▶ Exercise instructions
Every line holding the word "food" counts once. Give the total, nothing more.

*-*-*

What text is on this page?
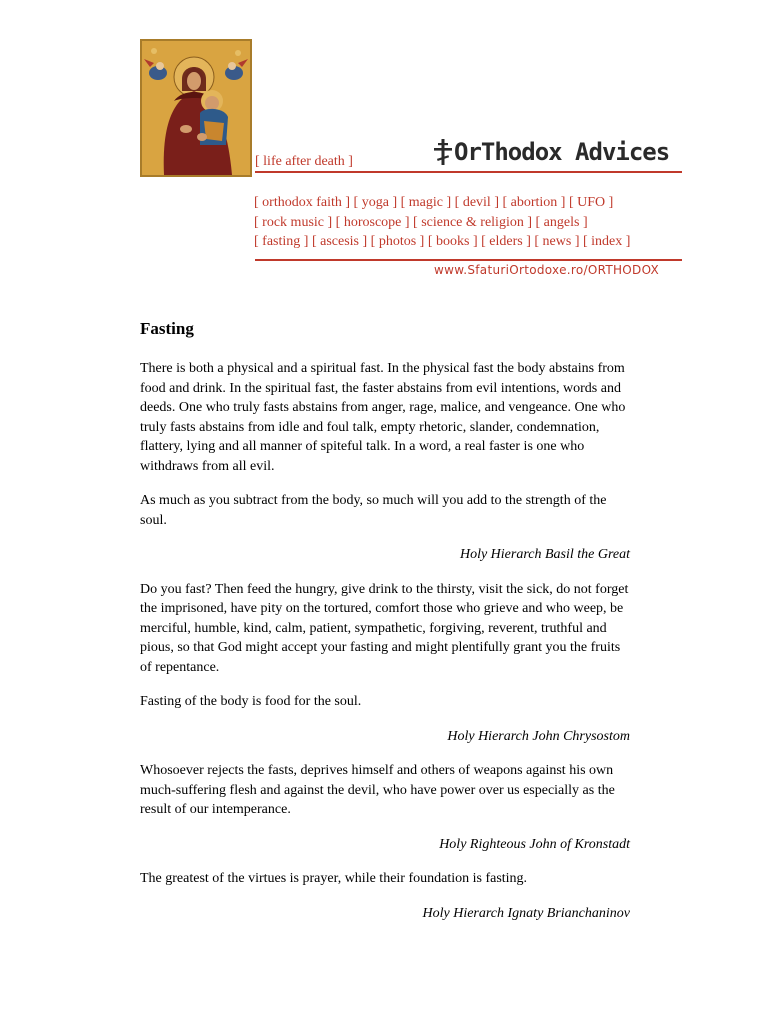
[ life after death ]	OrThodox Advices
[ orthodox faith ] [ yoga ] [ magic ] [ devil ] [ abortion ] [ UFO ]
[ rock music ] [ horoscope ] [ science & religion ] [ angels ]
[ fasting ] [ ascesis ] [ photos ] [ books ] [ elders ] [ news ] [ index ]
www.SfaturiOrtodoxe.ro/ORTHODOX
Fasting

There is both a physical and a spiritual fast. In the physical fast the body abstains from food and drink. In the spiritual fast, the faster abstains from evil intentions, words and deeds. One who truly fasts abstains from anger, rage, malice, and vengeance. One who truly fasts abstains from idle and foul talk, empty rhetoric, slander, condemnation, flattery, lying and all manner of spiteful talk. In a word, a real faster is one who withdraws from all evil.

As much as you subtract from the body, so much will you add to the strength of the soul.

Holy Hierarch Basil the Great

Do you fast? Then feed the hungry, give drink to the thirsty, visit the sick, do not forget the imprisoned, have pity on the tortured, comfort those who grieve and who weep, be merciful, humble, kind, calm, patient, sympathetic, forgiving, reverent, truthful and pious, so that God might accept your fasting and might plentifully grant you the fruits of repentance.

Fasting of the body is food for the soul.

Holy Hierarch John Chrysostom

Whosoever rejects the fasts, deprives himself and others of weapons against his own much-suffering flesh and against the devil, who have power over us especially as the result of our intemperance.

Holy Righteous John of Kronstadt

The greatest of the virtues is prayer, while their foundation is fasting.

Holy Hierarch Ignaty Brianchaninov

*-*-*

▶ Result below
2